[Figure contents as structured data]

********************

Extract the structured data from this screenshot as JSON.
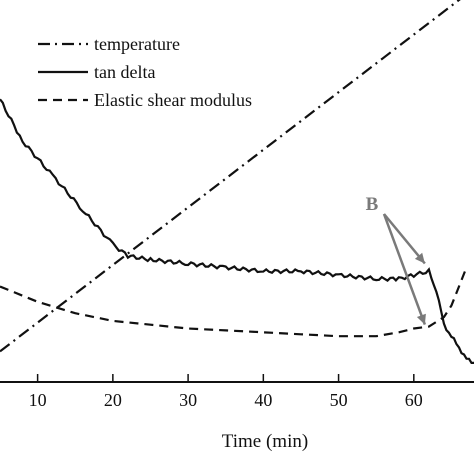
{
  "chart_data": {
    "type": "line",
    "xlabel": "Time (min)",
    "ylabel": "",
    "xlim": [
      5,
      68
    ],
    "ylim": [
      0,
      1
    ],
    "grid": false,
    "legend_placement": "top-left",
    "x_ticks": [
      10,
      20,
      30,
      40,
      50,
      60
    ],
    "series": [
      {
        "name": "temperature",
        "style": "dash-dot",
        "color": "#111111",
        "x": [
          5,
          68
        ],
        "y": [
          0.08,
          1.03
        ]
      },
      {
        "name": "tan delta",
        "style": "solid",
        "color": "#111111",
        "x": [
          5,
          8,
          12,
          16,
          20,
          22,
          25,
          30,
          35,
          40,
          45,
          50,
          55,
          58,
          60,
          62,
          63,
          64,
          65,
          66,
          67,
          68
        ],
        "y": [
          0.74,
          0.63,
          0.54,
          0.45,
          0.36,
          0.33,
          0.32,
          0.31,
          0.3,
          0.29,
          0.29,
          0.28,
          0.27,
          0.27,
          0.28,
          0.29,
          0.24,
          0.15,
          0.12,
          0.09,
          0.06,
          0.05
        ]
      },
      {
        "name": "Elastic shear modulus",
        "style": "dashed",
        "color": "#111111",
        "x": [
          5,
          10,
          15,
          20,
          25,
          30,
          35,
          40,
          45,
          50,
          55,
          58,
          60,
          62,
          64,
          65,
          66,
          67
        ],
        "y": [
          0.25,
          0.21,
          0.18,
          0.16,
          0.15,
          0.14,
          0.135,
          0.13,
          0.125,
          0.12,
          0.12,
          0.13,
          0.14,
          0.145,
          0.17,
          0.2,
          0.25,
          0.3
        ]
      }
    ],
    "annotations": [
      {
        "text": "B",
        "color": "#7a7a7a",
        "points_to": [
          [
            62,
            0.305
          ],
          [
            62,
            0.145
          ]
        ]
      }
    ]
  }
}
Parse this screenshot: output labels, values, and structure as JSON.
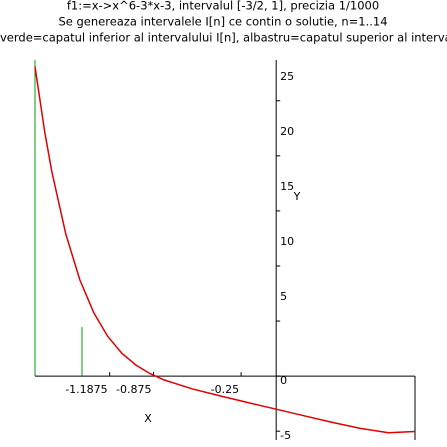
{
  "chart_data": {
    "type": "line",
    "title": "f1:=x->x^6-3*x-3, intervalul [-3/2, 1], precizia 1/1000",
    "subtitle": "Se genereaza intervalele I[n] ce contin o solutie, n=1..14",
    "caption": "verde=capatul inferior al intervalului I[n], albastru=capatul superior al intervalului",
    "x_label": "X",
    "y_label": "Y",
    "x": [
      -1.72,
      -1.65,
      -1.6,
      -1.5,
      -1.4,
      -1.3,
      -1.2,
      -1.1,
      -1.0,
      -0.9,
      -0.8,
      -0.6,
      -0.4,
      -0.2,
      0,
      0.2,
      0.4,
      0.6,
      0.8,
      0.99
    ],
    "series": [
      {
        "name": "f1",
        "color": "#e00000",
        "values": [
          28.1,
          22.13,
          18.58,
          12.89,
          8.73,
          5.73,
          3.59,
          2.07,
          1,
          0.23,
          -0.34,
          -1.15,
          -1.8,
          -2.4,
          -3,
          -3.6,
          -4.2,
          -4.75,
          -5.14,
          -5.03
        ]
      }
    ],
    "xlim": [
      -1.72,
      0.99
    ],
    "ylim": [
      -5.8,
      28.7
    ],
    "xticks": [
      -1.1875,
      -0.875,
      -0.25
    ],
    "yticks": [
      -5,
      0,
      5,
      10,
      15,
      20,
      25
    ]
  }
}
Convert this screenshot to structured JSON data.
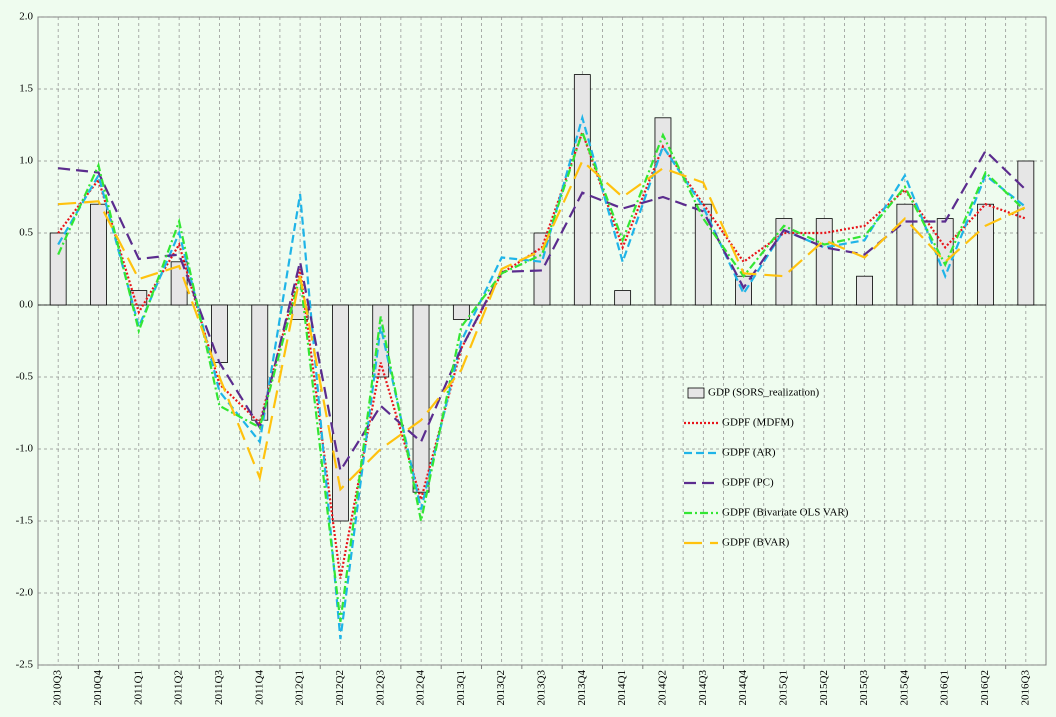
{
  "chart_data": {
    "type": "combo",
    "categories": [
      "2010Q3",
      "2010Q4",
      "2011Q1",
      "2011Q2",
      "2011Q3",
      "2011Q4",
      "2012Q1",
      "2012Q2",
      "2012Q3",
      "2012Q4",
      "2013Q1",
      "2013Q2",
      "2013Q3",
      "2013Q4",
      "2014Q1",
      "2014Q2",
      "2014Q3",
      "2014Q4",
      "2015Q1",
      "2015Q2",
      "2015Q3",
      "2015Q4",
      "2016Q1",
      "2016Q2",
      "2016Q3"
    ],
    "ylim": [
      -2.5,
      2.0
    ],
    "yticks": [
      {
        "value": 2.0,
        "label": "2.0"
      },
      1.5,
      {
        "value": 1.0,
        "label": "1.0"
      },
      0.5,
      {
        "value": 0.0,
        "label": "0.0"
      },
      -0.5,
      {
        "value": -1.0,
        "label": "-1.0"
      },
      -1.5,
      {
        "value": -2.0,
        "label": "-2.0"
      },
      -2.5
    ],
    "grid": true,
    "series": [
      {
        "name": "GDP (SORS_realization)",
        "type": "bar",
        "color": "#e6e6e6",
        "values": [
          0.5,
          0.7,
          0.1,
          0.3,
          -0.4,
          -0.8,
          -0.1,
          -1.5,
          -0.5,
          -1.3,
          -0.1,
          0,
          0.5,
          1.6,
          0.1,
          1.3,
          0.7,
          0.2,
          0.6,
          0.6,
          0.2,
          0.7,
          0.6,
          0.7,
          1.0
        ]
      },
      {
        "name": "GDPF (MDFM)",
        "type": "line",
        "color": "#e8141a",
        "dash": "2,2",
        "values": [
          0.5,
          0.87,
          -0.05,
          0.42,
          -0.55,
          -0.82,
          0.25,
          -1.9,
          -0.4,
          -1.35,
          -0.3,
          0.22,
          0.4,
          1.2,
          0.4,
          1.1,
          0.7,
          0.3,
          0.5,
          0.5,
          0.55,
          0.8,
          0.4,
          0.7,
          0.6
        ]
      },
      {
        "name": "GDPF (AR)",
        "type": "line",
        "color": "#1fb4e8",
        "dash": "8,4",
        "values": [
          0.42,
          0.9,
          -0.15,
          0.5,
          -0.6,
          -0.95,
          0.77,
          -2.32,
          -0.15,
          -1.42,
          -0.25,
          0.33,
          0.3,
          1.3,
          0.3,
          1.1,
          0.68,
          0.08,
          0.52,
          0.4,
          0.45,
          0.9,
          0.2,
          0.9,
          0.68
        ]
      },
      {
        "name": "GDPF (PC)",
        "type": "line",
        "color": "#5b2c8e",
        "dash": "12,6",
        "values": [
          0.95,
          0.92,
          0.32,
          0.35,
          -0.4,
          -0.85,
          0.3,
          -1.15,
          -0.7,
          -0.95,
          -0.3,
          0.23,
          0.24,
          0.78,
          0.67,
          0.75,
          0.65,
          0.12,
          0.52,
          0.4,
          0.35,
          0.58,
          0.58,
          1.07,
          0.8
        ]
      },
      {
        "name": "GDPF (Bivariate OLS VAR)",
        "type": "line",
        "color": "#33e633",
        "dash": "8,3,2,3",
        "values": [
          0.35,
          0.97,
          -0.18,
          0.58,
          -0.7,
          -0.85,
          0.2,
          -2.2,
          -0.08,
          -1.5,
          -0.15,
          0.22,
          0.35,
          1.2,
          0.45,
          1.18,
          0.6,
          0.2,
          0.55,
          0.42,
          0.48,
          0.82,
          0.28,
          0.92,
          0.65
        ]
      },
      {
        "name": "GDPF (BVAR)",
        "type": "line",
        "color": "#ffc20e",
        "dash": "18,8",
        "values": [
          0.7,
          0.72,
          0.18,
          0.27,
          -0.5,
          -1.2,
          0.2,
          -1.28,
          -1.0,
          -0.8,
          -0.45,
          0.25,
          0.38,
          1.0,
          0.75,
          0.95,
          0.85,
          0.22,
          0.2,
          0.45,
          0.33,
          0.6,
          0.3,
          0.55,
          0.68
        ]
      }
    ]
  }
}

********************

## AIM OF THE TASK
Pull out each line of the listing that holds the string "style".

## THE COMPLETED TASK
        "style": "dash-dot",
        "style": "solid",
        "style": "dashed",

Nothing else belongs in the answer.